● STATED EXERCISE
Identify, in the records below, every line where the string "Sector" appears, and copy each such line.

● EXTRACTED MATERIAL
┌────────

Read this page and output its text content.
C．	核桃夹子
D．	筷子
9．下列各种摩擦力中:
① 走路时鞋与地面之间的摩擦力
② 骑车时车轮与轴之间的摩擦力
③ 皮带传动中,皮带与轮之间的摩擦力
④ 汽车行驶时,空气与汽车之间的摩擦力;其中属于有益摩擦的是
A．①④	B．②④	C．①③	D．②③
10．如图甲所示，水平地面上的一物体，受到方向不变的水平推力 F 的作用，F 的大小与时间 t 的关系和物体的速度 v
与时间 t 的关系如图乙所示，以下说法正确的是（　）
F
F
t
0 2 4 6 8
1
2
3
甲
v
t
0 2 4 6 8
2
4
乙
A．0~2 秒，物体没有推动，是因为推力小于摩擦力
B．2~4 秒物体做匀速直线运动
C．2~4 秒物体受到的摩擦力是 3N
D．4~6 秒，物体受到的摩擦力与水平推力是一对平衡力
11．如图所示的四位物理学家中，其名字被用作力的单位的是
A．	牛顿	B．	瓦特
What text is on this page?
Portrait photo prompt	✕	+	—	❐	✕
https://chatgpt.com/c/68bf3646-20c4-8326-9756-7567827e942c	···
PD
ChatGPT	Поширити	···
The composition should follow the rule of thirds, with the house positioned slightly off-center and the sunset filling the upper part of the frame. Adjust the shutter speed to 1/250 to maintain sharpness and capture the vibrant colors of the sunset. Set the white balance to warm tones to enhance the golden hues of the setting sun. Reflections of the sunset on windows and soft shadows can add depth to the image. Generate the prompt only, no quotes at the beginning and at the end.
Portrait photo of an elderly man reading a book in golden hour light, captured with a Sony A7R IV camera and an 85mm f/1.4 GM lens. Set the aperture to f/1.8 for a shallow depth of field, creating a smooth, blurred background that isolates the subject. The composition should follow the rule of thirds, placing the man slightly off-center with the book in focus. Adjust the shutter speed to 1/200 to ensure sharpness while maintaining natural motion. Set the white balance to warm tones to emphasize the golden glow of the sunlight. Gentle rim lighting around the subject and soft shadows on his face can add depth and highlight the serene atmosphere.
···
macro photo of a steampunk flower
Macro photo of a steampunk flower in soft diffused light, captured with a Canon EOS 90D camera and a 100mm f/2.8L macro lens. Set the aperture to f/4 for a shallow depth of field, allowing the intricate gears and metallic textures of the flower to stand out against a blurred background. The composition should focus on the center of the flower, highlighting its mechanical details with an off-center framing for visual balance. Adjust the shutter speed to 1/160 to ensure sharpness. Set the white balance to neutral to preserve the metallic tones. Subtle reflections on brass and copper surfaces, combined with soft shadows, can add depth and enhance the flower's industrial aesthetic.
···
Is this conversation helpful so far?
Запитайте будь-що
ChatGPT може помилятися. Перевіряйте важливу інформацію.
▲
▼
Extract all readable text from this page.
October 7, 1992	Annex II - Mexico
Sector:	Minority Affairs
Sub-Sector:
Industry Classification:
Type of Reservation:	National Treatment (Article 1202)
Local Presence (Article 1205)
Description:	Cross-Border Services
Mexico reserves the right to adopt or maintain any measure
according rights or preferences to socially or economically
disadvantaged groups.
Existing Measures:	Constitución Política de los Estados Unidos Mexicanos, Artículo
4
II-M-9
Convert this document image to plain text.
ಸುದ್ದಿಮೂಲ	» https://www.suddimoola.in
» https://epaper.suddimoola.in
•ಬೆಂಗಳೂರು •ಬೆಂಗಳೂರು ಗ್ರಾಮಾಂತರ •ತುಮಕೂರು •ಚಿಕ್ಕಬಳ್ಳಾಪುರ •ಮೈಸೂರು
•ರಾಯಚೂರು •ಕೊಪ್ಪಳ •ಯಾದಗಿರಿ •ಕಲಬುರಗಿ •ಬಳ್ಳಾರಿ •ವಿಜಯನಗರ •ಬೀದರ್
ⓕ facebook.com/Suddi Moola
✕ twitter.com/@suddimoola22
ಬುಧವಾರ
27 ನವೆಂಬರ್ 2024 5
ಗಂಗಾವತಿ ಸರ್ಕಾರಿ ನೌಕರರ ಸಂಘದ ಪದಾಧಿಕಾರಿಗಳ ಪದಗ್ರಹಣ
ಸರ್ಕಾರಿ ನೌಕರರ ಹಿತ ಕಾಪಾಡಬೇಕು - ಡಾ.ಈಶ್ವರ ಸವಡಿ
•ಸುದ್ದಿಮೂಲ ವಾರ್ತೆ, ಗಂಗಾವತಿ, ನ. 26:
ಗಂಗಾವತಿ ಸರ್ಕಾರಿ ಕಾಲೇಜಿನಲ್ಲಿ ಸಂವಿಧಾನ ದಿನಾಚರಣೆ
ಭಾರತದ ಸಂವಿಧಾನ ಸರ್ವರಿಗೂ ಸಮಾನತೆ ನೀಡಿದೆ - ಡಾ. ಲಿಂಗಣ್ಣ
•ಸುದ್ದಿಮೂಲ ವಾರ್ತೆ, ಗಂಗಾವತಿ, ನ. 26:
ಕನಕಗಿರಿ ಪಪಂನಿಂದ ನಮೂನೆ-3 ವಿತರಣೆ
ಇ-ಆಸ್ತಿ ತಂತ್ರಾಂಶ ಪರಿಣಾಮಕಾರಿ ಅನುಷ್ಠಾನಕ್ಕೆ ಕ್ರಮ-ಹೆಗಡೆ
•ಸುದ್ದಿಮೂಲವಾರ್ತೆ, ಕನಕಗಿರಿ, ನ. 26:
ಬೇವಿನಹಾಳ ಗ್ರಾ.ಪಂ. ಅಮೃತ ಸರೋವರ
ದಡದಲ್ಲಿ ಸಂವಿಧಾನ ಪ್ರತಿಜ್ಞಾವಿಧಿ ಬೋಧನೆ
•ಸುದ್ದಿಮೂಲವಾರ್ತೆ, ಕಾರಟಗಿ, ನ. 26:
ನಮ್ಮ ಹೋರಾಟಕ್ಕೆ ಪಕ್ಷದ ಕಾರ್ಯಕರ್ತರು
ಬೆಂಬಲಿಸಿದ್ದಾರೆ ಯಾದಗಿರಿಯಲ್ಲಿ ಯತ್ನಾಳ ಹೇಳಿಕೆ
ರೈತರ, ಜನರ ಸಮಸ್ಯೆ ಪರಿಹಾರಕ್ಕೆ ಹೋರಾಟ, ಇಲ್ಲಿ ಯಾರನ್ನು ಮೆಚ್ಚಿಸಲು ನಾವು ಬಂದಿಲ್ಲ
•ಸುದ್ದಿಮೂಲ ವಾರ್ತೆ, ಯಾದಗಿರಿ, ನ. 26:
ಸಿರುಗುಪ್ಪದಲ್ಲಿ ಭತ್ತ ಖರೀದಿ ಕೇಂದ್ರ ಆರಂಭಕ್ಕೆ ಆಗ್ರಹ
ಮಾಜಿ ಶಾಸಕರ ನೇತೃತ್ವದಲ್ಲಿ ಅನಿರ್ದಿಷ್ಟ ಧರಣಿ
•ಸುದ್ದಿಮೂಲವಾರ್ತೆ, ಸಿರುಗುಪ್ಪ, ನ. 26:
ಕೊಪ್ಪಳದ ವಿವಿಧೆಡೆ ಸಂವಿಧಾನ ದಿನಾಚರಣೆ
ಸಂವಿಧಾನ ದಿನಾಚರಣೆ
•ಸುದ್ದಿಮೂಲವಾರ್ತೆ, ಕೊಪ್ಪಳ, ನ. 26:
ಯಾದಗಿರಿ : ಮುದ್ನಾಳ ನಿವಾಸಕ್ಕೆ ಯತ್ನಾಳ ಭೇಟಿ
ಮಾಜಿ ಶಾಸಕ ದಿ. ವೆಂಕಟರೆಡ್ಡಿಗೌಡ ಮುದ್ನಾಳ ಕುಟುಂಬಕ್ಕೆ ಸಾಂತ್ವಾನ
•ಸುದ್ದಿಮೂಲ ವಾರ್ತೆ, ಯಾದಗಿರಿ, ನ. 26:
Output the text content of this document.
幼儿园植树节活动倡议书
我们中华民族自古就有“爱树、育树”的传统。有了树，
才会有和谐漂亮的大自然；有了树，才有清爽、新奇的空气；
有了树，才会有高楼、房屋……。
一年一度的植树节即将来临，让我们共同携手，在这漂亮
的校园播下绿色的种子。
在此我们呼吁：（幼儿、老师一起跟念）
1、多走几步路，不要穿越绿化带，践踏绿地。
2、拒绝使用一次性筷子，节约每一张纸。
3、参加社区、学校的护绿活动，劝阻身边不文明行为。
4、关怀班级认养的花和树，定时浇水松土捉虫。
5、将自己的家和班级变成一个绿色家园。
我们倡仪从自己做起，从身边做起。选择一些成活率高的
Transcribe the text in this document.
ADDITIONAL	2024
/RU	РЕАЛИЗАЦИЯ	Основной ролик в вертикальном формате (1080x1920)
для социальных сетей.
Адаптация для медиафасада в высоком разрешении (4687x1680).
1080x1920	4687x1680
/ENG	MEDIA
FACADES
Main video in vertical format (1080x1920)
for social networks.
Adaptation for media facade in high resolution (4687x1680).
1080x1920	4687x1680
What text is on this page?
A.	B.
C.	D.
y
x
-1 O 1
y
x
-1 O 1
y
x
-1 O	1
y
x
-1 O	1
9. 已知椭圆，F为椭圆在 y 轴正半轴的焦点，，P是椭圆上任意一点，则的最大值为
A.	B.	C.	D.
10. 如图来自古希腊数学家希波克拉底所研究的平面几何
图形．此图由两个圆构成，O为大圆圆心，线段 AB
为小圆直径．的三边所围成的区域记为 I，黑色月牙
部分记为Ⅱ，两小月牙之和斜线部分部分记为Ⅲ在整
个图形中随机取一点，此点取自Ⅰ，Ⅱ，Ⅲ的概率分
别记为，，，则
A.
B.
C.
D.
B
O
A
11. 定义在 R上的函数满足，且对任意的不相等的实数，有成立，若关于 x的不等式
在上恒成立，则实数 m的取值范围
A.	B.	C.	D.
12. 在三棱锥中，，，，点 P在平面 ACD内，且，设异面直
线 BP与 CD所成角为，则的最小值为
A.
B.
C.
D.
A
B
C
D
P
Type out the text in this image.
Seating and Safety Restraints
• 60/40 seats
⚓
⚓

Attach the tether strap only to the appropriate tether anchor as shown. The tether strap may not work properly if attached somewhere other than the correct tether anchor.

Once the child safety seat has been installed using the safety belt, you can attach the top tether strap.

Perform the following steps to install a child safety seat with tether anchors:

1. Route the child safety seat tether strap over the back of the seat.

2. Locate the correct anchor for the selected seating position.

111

└────────

● TASK RESPONSE
Sector:	Minority Affairs
Sub-Sector:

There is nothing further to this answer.